*Te lezen fragment:*
4.
De rechtbank heeft met betrekking tot het beroep van belanghebbende overwogen:
3.4
In het verweerschrift heeft [de Inspecteur] zich op het standpunt gesteld dat het bedrag van de naheffingsaanslag in de uitspraak op bezwaar onjuist is berekend. Het bedrag dient in plaats van € 423.887 op het in de motivering van de uitspraak genoemde bedrag van € 356.027 te worden gesteld.
3.5 [
Belanghebbende] heeft in bezwaar aangevoerd - voor zover hier van belang - dat hij bij de controle alle onderliggende bescheiden ter beschikking heeft gesteld en dus ook de bescheiden die de toepasselijkheid van het nultarief aantonen. Verder heeft [belanghebbende] in bezwaar aangevoerd dat de correcties in het controlerapport niet zijn gespecificeerd. In de motivering van de uitspraak op bezwaar heeft [de Inspecteur] uiteengezet dat de correctie inzake het nultarief betrekking heeft op de leveringen aan [A], [B] AG, [C], [D] GmbH, [E] NV, [F], [G], [H], [I] en [J], dat met deze leveringen in totaal een bedrag van € 2.230.984 aan vergoedingen is gemoeid en dat voor al deze leveringen geen vervoersdocumenten en/of afhaalverklaringen zijn aangetroffen. De ter zake van deze leveringen verschuldigde omzetbelasting van € 356.027 is begrepen in de naheffingsaanslag. In het beroepschrift heeft [belanghebbende] de bezwaargrond dat de correcties onvoldoende zijn gespecificeerd niet herhaald en overigens niets aangevoerd waaruit kan worden afgeleid dat hij de hiervoor genoemde leveringen en de daarmee gemoeid zijnde bedragen bestrijdt. Gelet hierop en gezien de overige gedingstukken is de rechtbank van oordeel dat niet in geschil is dat de naheffingsaanslag nog uitsluitend betrekking heeft op de hiervoor vermelde leveringen en dat die leveringen daadwerkelijk tegen die vergoedingen hebben plaatsgevonden.

*Items uit dataset:*

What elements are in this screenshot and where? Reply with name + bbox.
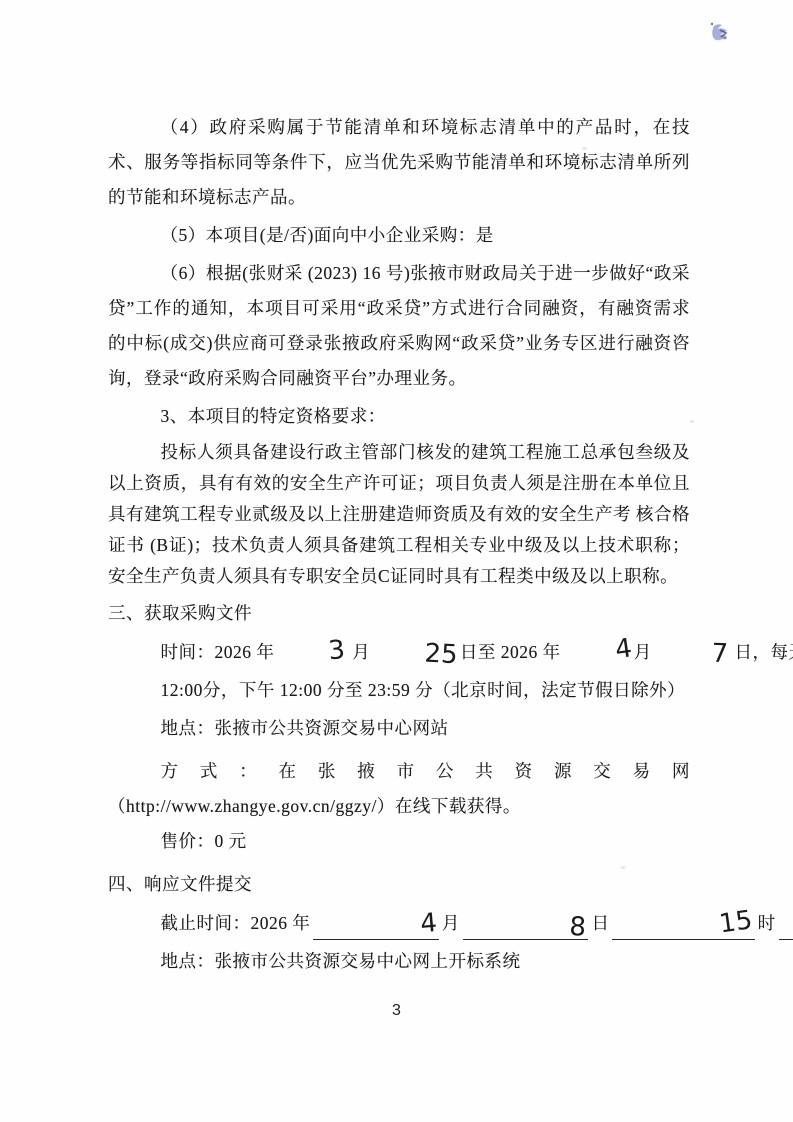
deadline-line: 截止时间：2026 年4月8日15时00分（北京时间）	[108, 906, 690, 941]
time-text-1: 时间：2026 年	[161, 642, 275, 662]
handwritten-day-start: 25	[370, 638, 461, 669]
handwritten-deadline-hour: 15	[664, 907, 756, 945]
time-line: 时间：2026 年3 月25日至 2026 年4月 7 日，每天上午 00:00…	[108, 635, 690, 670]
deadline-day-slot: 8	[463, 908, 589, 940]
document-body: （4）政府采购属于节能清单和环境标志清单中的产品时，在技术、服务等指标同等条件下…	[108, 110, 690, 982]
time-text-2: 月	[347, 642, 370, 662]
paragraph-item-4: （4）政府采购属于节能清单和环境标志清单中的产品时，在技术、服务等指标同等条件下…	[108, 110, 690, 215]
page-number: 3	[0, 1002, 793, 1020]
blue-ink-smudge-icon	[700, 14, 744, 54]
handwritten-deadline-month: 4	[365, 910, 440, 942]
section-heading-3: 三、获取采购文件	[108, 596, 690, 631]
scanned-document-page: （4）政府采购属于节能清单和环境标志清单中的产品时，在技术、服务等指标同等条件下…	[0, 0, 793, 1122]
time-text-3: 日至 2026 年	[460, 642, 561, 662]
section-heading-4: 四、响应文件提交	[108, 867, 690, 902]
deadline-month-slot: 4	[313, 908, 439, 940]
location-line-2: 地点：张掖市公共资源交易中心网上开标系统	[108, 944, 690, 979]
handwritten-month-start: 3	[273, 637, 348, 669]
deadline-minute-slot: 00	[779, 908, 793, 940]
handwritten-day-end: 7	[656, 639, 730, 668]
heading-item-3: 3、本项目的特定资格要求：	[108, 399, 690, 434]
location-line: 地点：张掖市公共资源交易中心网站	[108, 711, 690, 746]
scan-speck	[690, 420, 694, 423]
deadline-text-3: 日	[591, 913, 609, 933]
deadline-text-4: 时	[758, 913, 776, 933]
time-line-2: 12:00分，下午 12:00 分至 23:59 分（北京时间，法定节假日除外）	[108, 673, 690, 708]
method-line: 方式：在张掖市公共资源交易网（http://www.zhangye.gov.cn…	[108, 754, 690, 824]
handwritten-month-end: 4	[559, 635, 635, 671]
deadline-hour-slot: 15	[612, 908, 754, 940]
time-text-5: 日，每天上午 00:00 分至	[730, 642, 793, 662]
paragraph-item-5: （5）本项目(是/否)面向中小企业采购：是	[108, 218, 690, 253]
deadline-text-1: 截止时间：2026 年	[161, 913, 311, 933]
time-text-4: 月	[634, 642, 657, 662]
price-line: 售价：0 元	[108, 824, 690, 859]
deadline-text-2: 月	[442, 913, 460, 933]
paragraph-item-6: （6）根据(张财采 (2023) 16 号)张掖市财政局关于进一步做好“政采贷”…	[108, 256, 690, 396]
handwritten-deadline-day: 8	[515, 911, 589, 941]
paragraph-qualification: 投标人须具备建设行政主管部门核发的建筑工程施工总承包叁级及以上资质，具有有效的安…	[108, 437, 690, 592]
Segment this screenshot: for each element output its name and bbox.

*Te doen:*
1. Druk uit het fragment over de naheffingsaanslag woordelijk de tekst af tussen "De rechtbank heeft" en "te worden gesteld.", beide inbegrepen.
2. Welk bedrag aan vergoedingen is volgens het fragment over de naheffingsaanslag in totaal gemoeid met de leveringen waarop de correctie inzake het nultarief betrekking heeft?
De items spelen hierbij geen enkele rol.

*De antwoorden:*
1.
De rechtbank heeft met betrekking tot het beroep van belanghebbende overwogen:
3.4
In het verweerschrift heeft [de Inspecteur] zich op het standpunt gesteld dat het bedrag van de naheffingsaanslag in de uitspraak op bezwaar onjuist is berekend. Het bedrag dient in plaats van € 423.887 op het in de motivering van de uitspraak genoemde bedrag van € 356.027 te worden gesteld.

2. € 2.230.984